__GIVEN TEXT__.
****************************************
Article

Summing Up the U.S.-China Summit

Important Baby Steps

President Obama persuades China to take some important baby steps toward meaningful international cooperation, writes Nina Hachigian.

President Barack Obama talks with China's President Hu Jintao at the start of the morning plenary session at the G-20 summit in Pittsburgh. The two leaders made progress at a summit this month on a range of shared issues. (AP/Charles Dharapak)
President Barack Obama talks with China's President Hu Jintao at the start of the morning plenary session at the G-20 summit in Pittsburgh. The two leaders made progress at a summit this month on a range of shared issues. (AP/Charles Dharapak)

President Barack Obama is taking the right approach in treating China as a key partner on global challenges by emphasizing the need for joint problem solving on his recent trip. But no one said it would be easy to cooperate with China’s leaders—or thrilling.

Case in point: the joint statement released by President Obama and his counterpart Hu Jintao. The document is remarkable in scope, but shows that the most we can expect on our shared agenda is incremental progress.

A presidential summit is what they call in government an “action-forcing event.” When heads of state meet and the cameras roll, the foreign policy bureaucracies of both nations are motivated to go for the gold. The results of the summit likely represent the most the United States and China could both sign off on at this moment. These gains are not earth shattering, but they unquestionably represent forward movement in some areas.

The most specific and ambitious plans came in climate and energy. In addition to throwing support behind a binding deal at Copenhagen, the two sides agreed to launch, among other programs:

  • An electric car initiative
  • A joint clean-energy research center
  • A partnership on developing clean coal technologies
  • A collaboration to help China develop an accurate greenhouse gas emissions inventory
  • A U.S.-China Energy Cooperation Program to bring the private sectors of both nations into the clean-energy transformation so necessary for both nations to undertake

On the economy, less specific plans were announced but the two presidents reaffirmed the role of the Group of 20 developed and developing nations as the premier international leadership forum as well as the “cooperative process on mutual assessment” agreed to by the G-20 last month. This refers to an initiative announced at the recent G-20 summit in Pittsburgh whereby member countries will submit their macroeconomic plans to one another for review.
****************************************
__DATA RECORDS__.

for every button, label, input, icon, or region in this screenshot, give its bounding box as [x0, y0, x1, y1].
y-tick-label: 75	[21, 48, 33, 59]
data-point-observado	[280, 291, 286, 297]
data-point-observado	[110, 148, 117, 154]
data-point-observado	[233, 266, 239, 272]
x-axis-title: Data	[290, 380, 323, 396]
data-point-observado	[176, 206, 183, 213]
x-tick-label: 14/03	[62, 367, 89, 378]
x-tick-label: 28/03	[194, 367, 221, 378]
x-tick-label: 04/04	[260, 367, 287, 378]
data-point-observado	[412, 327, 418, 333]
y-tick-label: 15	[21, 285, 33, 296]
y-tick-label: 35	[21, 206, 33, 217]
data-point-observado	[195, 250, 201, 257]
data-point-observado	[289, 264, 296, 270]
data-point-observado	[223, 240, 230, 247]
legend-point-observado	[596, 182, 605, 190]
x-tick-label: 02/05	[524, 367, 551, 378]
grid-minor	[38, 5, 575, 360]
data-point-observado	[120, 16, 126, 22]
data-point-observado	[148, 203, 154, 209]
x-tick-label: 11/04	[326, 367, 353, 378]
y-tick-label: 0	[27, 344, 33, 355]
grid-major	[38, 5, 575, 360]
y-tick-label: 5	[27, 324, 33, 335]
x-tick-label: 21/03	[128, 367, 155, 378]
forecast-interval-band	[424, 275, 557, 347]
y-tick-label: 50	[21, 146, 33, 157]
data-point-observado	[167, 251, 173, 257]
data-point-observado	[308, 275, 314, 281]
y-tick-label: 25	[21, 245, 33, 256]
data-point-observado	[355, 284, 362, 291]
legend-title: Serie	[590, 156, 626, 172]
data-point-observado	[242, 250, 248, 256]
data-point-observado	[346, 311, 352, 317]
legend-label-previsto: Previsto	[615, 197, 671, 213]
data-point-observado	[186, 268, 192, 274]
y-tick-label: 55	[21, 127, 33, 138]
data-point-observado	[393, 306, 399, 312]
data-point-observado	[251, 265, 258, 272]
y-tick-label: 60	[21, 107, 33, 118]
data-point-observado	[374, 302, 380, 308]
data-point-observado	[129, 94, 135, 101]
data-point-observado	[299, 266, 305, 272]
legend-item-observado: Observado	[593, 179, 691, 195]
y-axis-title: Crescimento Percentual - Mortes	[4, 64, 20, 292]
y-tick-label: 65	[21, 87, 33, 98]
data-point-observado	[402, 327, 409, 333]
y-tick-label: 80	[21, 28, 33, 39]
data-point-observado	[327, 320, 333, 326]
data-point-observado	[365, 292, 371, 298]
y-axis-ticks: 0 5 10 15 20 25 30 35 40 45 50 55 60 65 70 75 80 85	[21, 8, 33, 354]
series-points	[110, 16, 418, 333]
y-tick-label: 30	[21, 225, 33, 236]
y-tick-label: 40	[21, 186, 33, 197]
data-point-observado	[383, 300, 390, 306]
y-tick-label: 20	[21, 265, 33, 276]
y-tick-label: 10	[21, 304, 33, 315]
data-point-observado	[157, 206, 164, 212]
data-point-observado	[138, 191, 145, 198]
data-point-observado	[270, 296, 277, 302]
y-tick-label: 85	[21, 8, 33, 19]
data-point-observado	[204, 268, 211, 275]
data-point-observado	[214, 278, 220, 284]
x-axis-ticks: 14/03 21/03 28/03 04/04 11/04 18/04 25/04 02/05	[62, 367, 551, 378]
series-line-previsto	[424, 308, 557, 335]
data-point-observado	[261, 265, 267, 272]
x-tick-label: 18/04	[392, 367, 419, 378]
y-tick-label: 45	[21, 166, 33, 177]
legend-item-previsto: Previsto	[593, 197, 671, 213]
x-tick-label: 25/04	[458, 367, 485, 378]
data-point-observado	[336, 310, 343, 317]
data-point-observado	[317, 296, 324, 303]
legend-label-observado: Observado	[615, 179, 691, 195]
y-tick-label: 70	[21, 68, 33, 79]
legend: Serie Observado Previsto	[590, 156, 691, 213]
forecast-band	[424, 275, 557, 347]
****************************************
__ACTIVITY__. Summarize the article on the U.S.-China summit in two sentences. Rely only on the text for the following, and set the lines aside.

__RESULT FOR THIS EXERCISE__. President Obama is treating China as a key partner on global challenges, but his joint statement with Hu Jintao shows that only incremental progress can be expected on the shared agenda. The most specific and ambitious plans came in climate and energy, such as an electric car initiative and a joint clean-energy research center, while on the economy the two presidents reaffirmed the G-20 as the premier international leadership forum.